Requirement 1: Rewrite the entry lines starting with the line containing "50, 1655, 90)" and going on through the line containing "delete-button[interactable]: 删除 (232, 56, 294, 84)", putting "minus-icon" in place of "minus-circle-icon" and leaving everything else unchanged. Return only those lines.

Text block:
----------------

If I replace the line
time.Sleep(time.Second * time.Duration(rand.Intn(MeanArrivalTime)))
in the second go routine with a constant time of sleep of 4 seconds and the TimeOutTime is constant at 3 seconds.
Output of the program is:
2020/02/29 20:10:11 Timeout after 3.000160828s
2020/02/29 20:10:15 Timeout after 4.000444017s
2020/02/29 20:10:19 Timeout after 4.000454657s
2020/02/29 20:10:23 Timeout after 4.000304877s
In the above execution, 2nd go routine is resetting the active timer after the timer has spent initial one second. Because of which, the timer is getting expired after 4 seconds from the second print onward.
Now when I checked the documentation of Reset() I found the following:
// Copyright 2009 The Go Authors. All rights reserved.
// Use of this source code is governed by a BSD-style
// license that can be found in the LICENSE file.
// Reset changes the timer to expire after duration d.
// It returns true if the timer had been active, false if the timer had
// expired or been stopped.
//
// Reset should be invoked only on stopped or expired timers with drained channels.
// If a program has already received a value from t.C, the timer is known
// to have expired and the channel drained, so t.Reset can be used directly.
// If a program has not yet received a value from t.C, however,
// the timer must be stopped and—if Stop reports that the timer expired
// before being stopped—the channel explicitly drained:
//
// if !t.Stop() {
// <-t.C
// }
// t.Reset(d)
//
// This should not be done concurrent to other receives from the Timer's
// channel.
//
// Note that it is not possible to use Reset's return value correctly, as there
// is a race condition between draining the channel and the new timer expiring.
// Reset should always be invoked on stopped or expired channels, as described above.
// The return value exists to preserve compatibility with existing programs.
I found this diagram: (link : https://blogtitle.github.io/go-advanced-concurrency-patterns-part-2-timers/)
With the digram in mind, it seems that I need to use,
if !t.Stop() {
<-t.C
}
t.Reset(d)

----------------

Entries provided:

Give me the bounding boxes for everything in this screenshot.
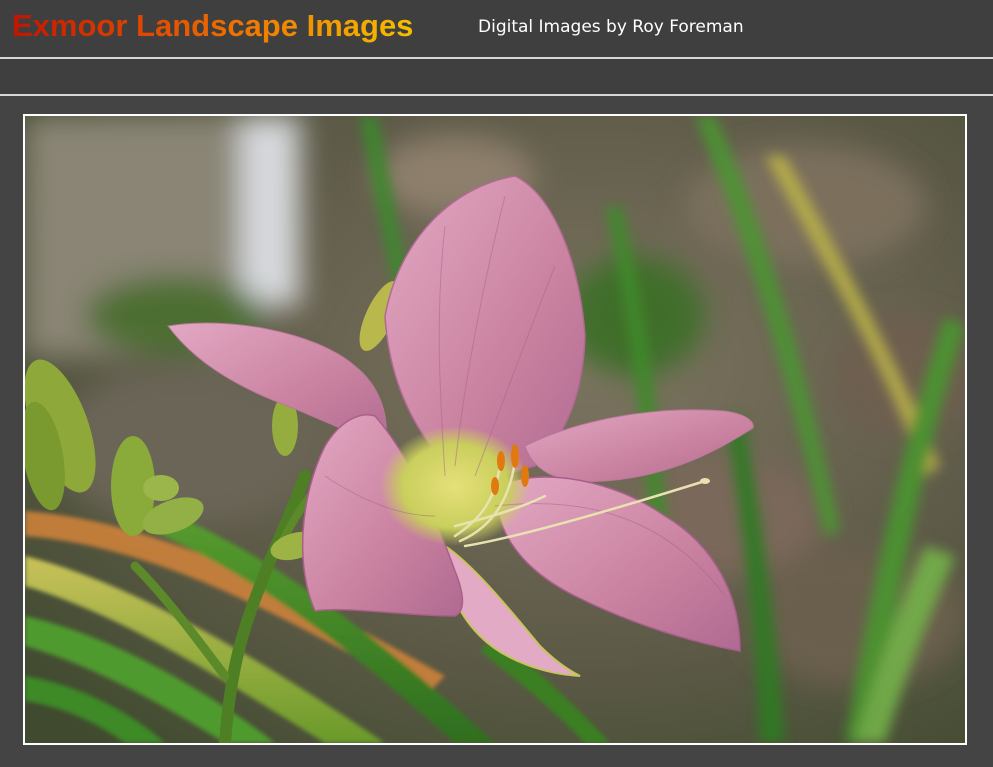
page: Exmoor Landscape Images Digital Images b… bbox=[0, 0, 993, 767]
site-title[interactable]: Exmoor Landscape Images bbox=[12, 6, 413, 46]
navigation-bar bbox=[0, 59, 993, 96]
site-header: Exmoor Landscape Images Digital Images b… bbox=[0, 0, 993, 59]
photo-frame bbox=[23, 114, 967, 745]
daylily-photo[interactable] bbox=[25, 116, 965, 743]
site-subtitle: Digital Images by Roy Foreman bbox=[478, 17, 744, 37]
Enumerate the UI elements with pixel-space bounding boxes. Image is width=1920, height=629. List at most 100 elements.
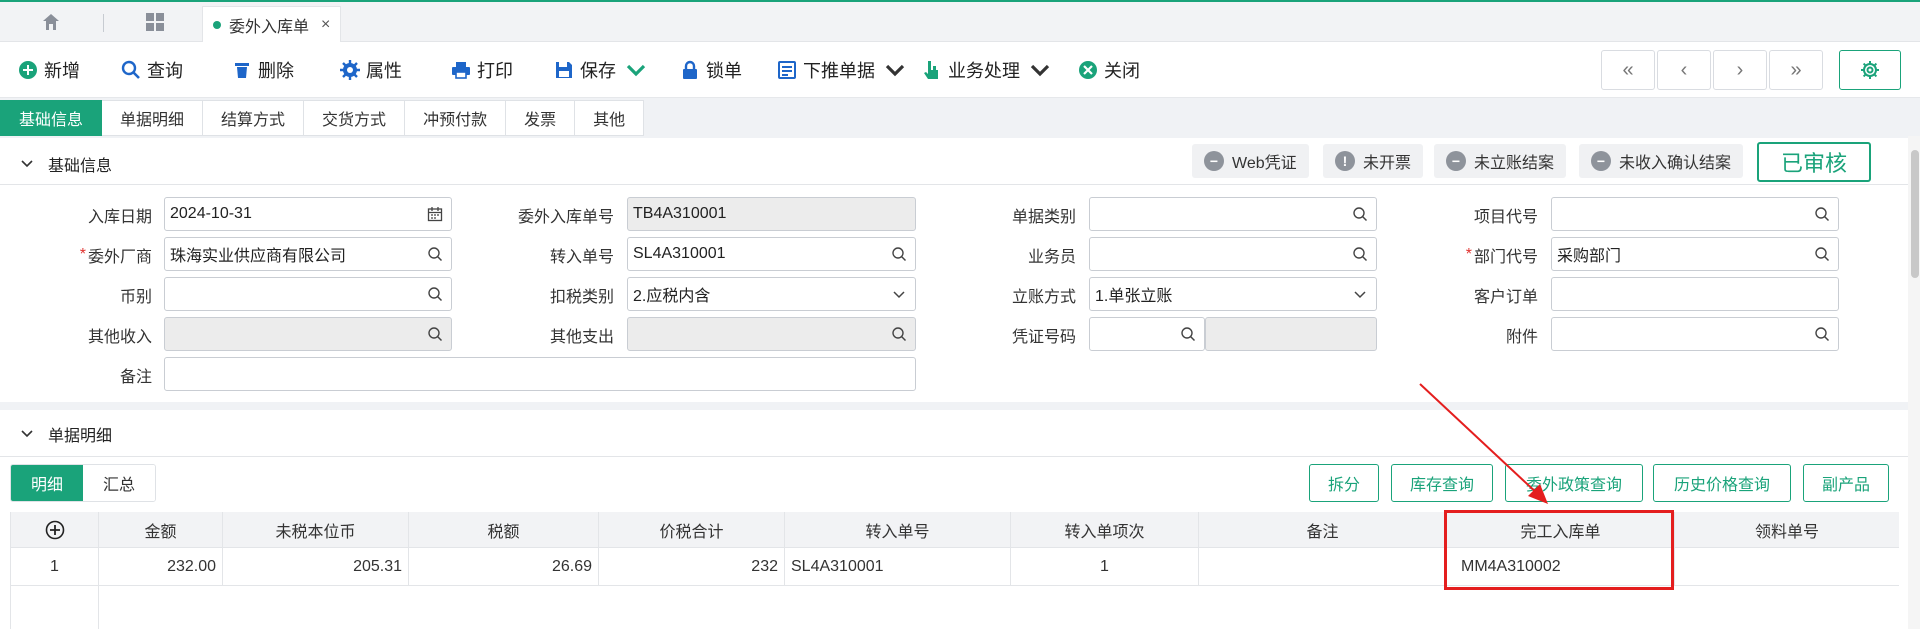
first-record-button[interactable]: « (1601, 50, 1655, 90)
col-remark[interactable]: 备注 (1199, 512, 1447, 548)
status-not-closed: − 未立账结案 (1434, 144, 1567, 178)
minus-circle-icon: − (1591, 151, 1611, 171)
delete-button[interactable]: 删除 (232, 56, 294, 84)
toolbar: 新增 查询 删除 属性 打印 保存 锁单 下推单据 业务处理 关闭 « ‹ › (0, 42, 1920, 98)
plus-circle-icon (19, 61, 37, 79)
search-icon[interactable] (891, 246, 907, 262)
query-button[interactable]: 查询 (121, 56, 183, 84)
col-tax[interactable]: 税额 (409, 512, 599, 548)
settings-button[interactable] (1839, 50, 1901, 90)
divider (0, 184, 1908, 185)
search-icon[interactable] (1814, 246, 1830, 262)
search-icon[interactable] (427, 286, 443, 302)
prev-record-button[interactable]: ‹ (1657, 50, 1711, 90)
detail-header[interactable]: 单据明细 (0, 414, 1908, 454)
cell-amount[interactable]: 232.00 (99, 548, 223, 586)
tab-delivery[interactable]: 交货方式 (304, 100, 406, 136)
tab-invoice[interactable]: 发票 (506, 100, 576, 136)
search-icon[interactable] (1814, 326, 1830, 342)
label-voucher-no: 凭证号码 (1011, 329, 1076, 346)
print-button[interactable]: 打印 (451, 56, 513, 84)
status-web-voucher: − Web凭证 (1192, 144, 1309, 178)
col-material-no[interactable]: 领料单号 (1675, 512, 1899, 548)
tab-prepayment[interactable]: 冲预付款 (405, 100, 507, 136)
tab-detail[interactable]: 单据明细 (102, 100, 204, 136)
save-button[interactable]: 保存 (554, 56, 646, 84)
search-icon[interactable] (1180, 326, 1196, 342)
byproduct-button[interactable]: 副产品 (1803, 464, 1889, 502)
close-button[interactable]: 关闭 (1078, 56, 1140, 84)
last-record-button[interactable]: » (1769, 50, 1823, 90)
search-icon[interactable] (427, 326, 443, 342)
col-transfer-no[interactable]: 转入单号 (785, 512, 1011, 548)
currency-input[interactable] (164, 277, 452, 311)
label-other-income: 其他收入 (87, 329, 152, 346)
status-not-invoiced: ! 未开票 (1323, 144, 1424, 178)
search-icon[interactable] (1352, 206, 1368, 222)
lock-button[interactable]: 锁单 (680, 56, 742, 84)
voucher-no-input[interactable] (1089, 317, 1205, 351)
tab-basic-info[interactable]: 基础信息 (0, 100, 103, 136)
apps-grid-icon[interactable] (137, 8, 173, 36)
scrollbar-thumb[interactable] (1911, 150, 1919, 278)
push-document-button[interactable]: 下推单据 (777, 56, 905, 84)
search-icon (121, 60, 140, 79)
cell-total[interactable]: 232 (599, 548, 785, 586)
vendor-input[interactable]: 珠海实业供应商有限公司 (164, 237, 452, 271)
other-income-input[interactable] (164, 317, 452, 351)
label-doc-type: 单据类别 (1011, 209, 1076, 226)
doc-type-input[interactable] (1089, 197, 1377, 231)
calendar-icon[interactable] (427, 206, 443, 222)
active-dot (213, 20, 221, 29)
tab-settlement[interactable]: 结算方式 (203, 100, 305, 136)
tab-outsource-receipt[interactable]: 委外入库单 × (202, 6, 342, 42)
subtab-detail[interactable]: 明细 (11, 465, 83, 501)
detail-subtabs: 明细 汇总 (10, 464, 156, 502)
col-transfer-item[interactable]: 转入单项次 (1011, 512, 1199, 548)
col-amount[interactable]: 金额 (99, 512, 223, 548)
frozen-col-divider (98, 586, 99, 629)
search-icon[interactable] (891, 326, 907, 342)
search-icon[interactable] (1814, 206, 1830, 222)
properties-button[interactable]: 属性 (340, 56, 402, 84)
salesman-input[interactable] (1089, 237, 1377, 271)
tab-separator (103, 14, 104, 32)
close-tab-icon[interactable]: × (321, 16, 330, 34)
status-income-not-closed: − 未收入确认结案 (1579, 144, 1744, 178)
label-currency: 币别 (119, 289, 152, 306)
remark-input[interactable] (164, 357, 916, 391)
account-method-select[interactable]: 1.单张立账 (1089, 277, 1377, 311)
split-button[interactable]: 拆分 (1309, 464, 1379, 502)
col-total[interactable]: 价税合计 (599, 512, 785, 548)
project-code-input[interactable] (1551, 197, 1839, 231)
price-history-query-button[interactable]: 历史价格查询 (1653, 464, 1791, 502)
outsource-no-input[interactable]: TB4A310001 (627, 197, 916, 231)
cell-untaxed[interactable]: 205.31 (223, 548, 409, 586)
transfer-no-input[interactable]: SL4A310001 (627, 237, 916, 271)
cell-remark[interactable] (1199, 548, 1447, 586)
cell-index: 1 (11, 548, 99, 586)
search-icon[interactable] (427, 246, 443, 262)
attachment-input[interactable] (1551, 317, 1839, 351)
cell-transfer-item[interactable]: 1 (1011, 548, 1199, 586)
dept-code-input[interactable]: 采购部门 (1551, 237, 1839, 271)
customer-order-input[interactable] (1551, 277, 1839, 311)
add-row-icon[interactable] (11, 512, 99, 548)
col-untaxed[interactable]: 未税本位币 (223, 512, 409, 548)
tax-type-select[interactable]: 2.应税内含 (627, 277, 916, 311)
tab-other[interactable]: 其他 (575, 100, 645, 136)
in-date-input[interactable]: 2024-10-31 (164, 197, 452, 231)
subtab-summary[interactable]: 汇总 (83, 465, 155, 501)
search-icon[interactable] (1352, 246, 1368, 262)
other-expense-input[interactable] (627, 317, 916, 351)
cell-transfer-no[interactable]: SL4A310001 (785, 548, 1011, 586)
chevron-down-icon[interactable] (1352, 286, 1368, 302)
next-record-button[interactable]: › (1713, 50, 1767, 90)
new-button[interactable]: 新增 (18, 56, 80, 84)
label-remark: 备注 (119, 369, 152, 386)
cell-tax[interactable]: 26.69 (409, 548, 599, 586)
chevron-down-icon[interactable] (891, 286, 907, 302)
cell-material-no[interactable] (1675, 548, 1899, 586)
home-icon[interactable] (33, 8, 69, 36)
business-process-button[interactable]: 业务处理 (922, 56, 1050, 84)
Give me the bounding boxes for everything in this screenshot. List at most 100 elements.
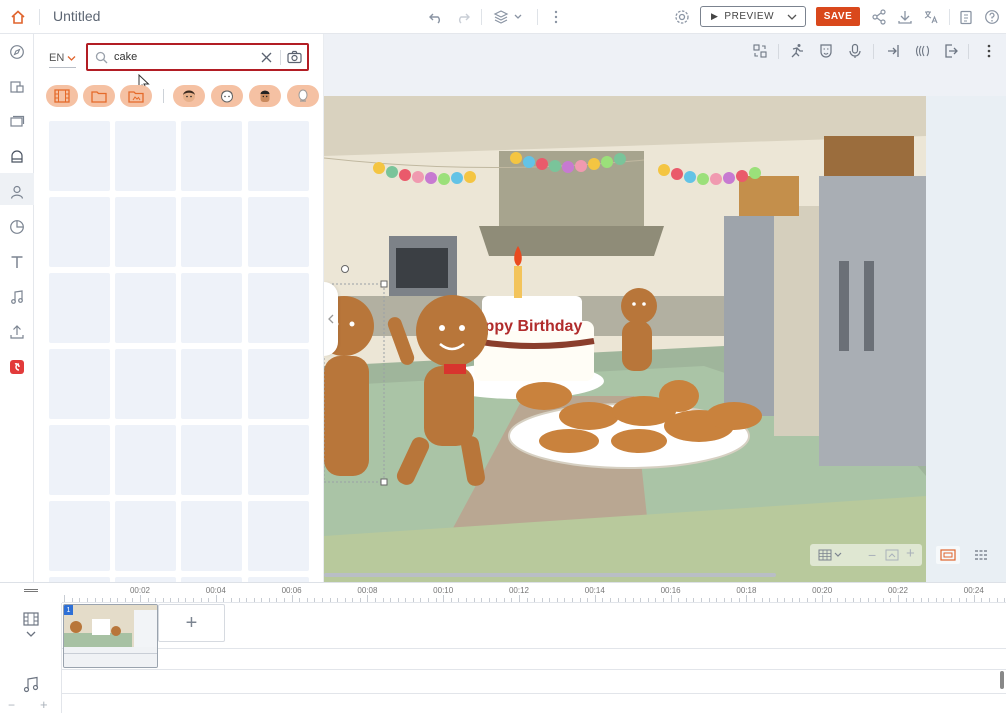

----------------

Requirement 2: From the text about resetting a Go timer, print the passage starting with "Now when I checked" and going on through "or been stopped.".

Full response 1:
first-record-button[interactable]: « (1601, 50, 1655, 90)
col-remark[interactable]: 备注 (1199, 512, 1447, 548)
status-not-closed: − 未立账结案 (1434, 144, 1567, 178)
minus-icon: − (1591, 151, 1611, 171)
delete-button[interactable]: 删除 (232, 56, 294, 84)

Full response 2:
Now when I checked the documentation of Reset() I found the following:
// Copyright 2009 The Go Authors. All rights reserved.
// Use of this source code is governed by a BSD-style
// license that can be found in the LICENSE file.
// Reset changes the timer to expire after duration d.
// It returns true if the timer had been active, false if the timer had
// expired or been stopped.